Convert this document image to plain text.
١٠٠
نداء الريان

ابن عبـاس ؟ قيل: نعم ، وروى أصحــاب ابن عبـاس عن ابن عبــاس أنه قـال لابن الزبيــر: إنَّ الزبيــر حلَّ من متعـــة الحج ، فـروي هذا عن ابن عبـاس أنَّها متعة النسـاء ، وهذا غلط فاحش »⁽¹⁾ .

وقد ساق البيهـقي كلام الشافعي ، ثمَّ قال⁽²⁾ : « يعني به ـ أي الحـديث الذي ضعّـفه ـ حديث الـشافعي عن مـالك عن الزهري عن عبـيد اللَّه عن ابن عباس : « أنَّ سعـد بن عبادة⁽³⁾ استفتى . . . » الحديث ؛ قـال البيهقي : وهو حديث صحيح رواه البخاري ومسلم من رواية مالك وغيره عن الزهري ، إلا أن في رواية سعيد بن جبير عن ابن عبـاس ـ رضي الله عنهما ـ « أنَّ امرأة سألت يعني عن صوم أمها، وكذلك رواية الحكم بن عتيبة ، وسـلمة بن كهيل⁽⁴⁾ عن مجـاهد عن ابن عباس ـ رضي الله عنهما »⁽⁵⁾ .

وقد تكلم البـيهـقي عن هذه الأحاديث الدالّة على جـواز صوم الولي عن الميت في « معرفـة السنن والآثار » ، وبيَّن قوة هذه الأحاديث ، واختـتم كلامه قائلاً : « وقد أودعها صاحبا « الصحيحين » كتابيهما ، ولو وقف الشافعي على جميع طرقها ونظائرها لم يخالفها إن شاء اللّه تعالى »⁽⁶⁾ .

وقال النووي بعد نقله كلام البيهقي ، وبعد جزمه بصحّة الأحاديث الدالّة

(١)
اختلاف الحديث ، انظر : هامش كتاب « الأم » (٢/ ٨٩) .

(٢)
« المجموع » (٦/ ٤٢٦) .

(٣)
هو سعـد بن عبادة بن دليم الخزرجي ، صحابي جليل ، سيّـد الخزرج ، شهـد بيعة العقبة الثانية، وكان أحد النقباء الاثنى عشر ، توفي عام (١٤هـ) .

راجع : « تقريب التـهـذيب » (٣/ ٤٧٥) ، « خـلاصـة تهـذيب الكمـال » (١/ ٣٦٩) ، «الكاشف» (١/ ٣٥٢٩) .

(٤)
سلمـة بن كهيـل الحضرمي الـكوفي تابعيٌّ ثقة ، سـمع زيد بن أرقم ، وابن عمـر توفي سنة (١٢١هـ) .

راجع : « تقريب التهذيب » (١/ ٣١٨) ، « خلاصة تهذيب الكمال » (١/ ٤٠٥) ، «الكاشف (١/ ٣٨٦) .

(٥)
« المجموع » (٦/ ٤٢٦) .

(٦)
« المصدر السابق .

## Objective
Say how many lines of the material contain the word "راجع", with no other text.

## Result
2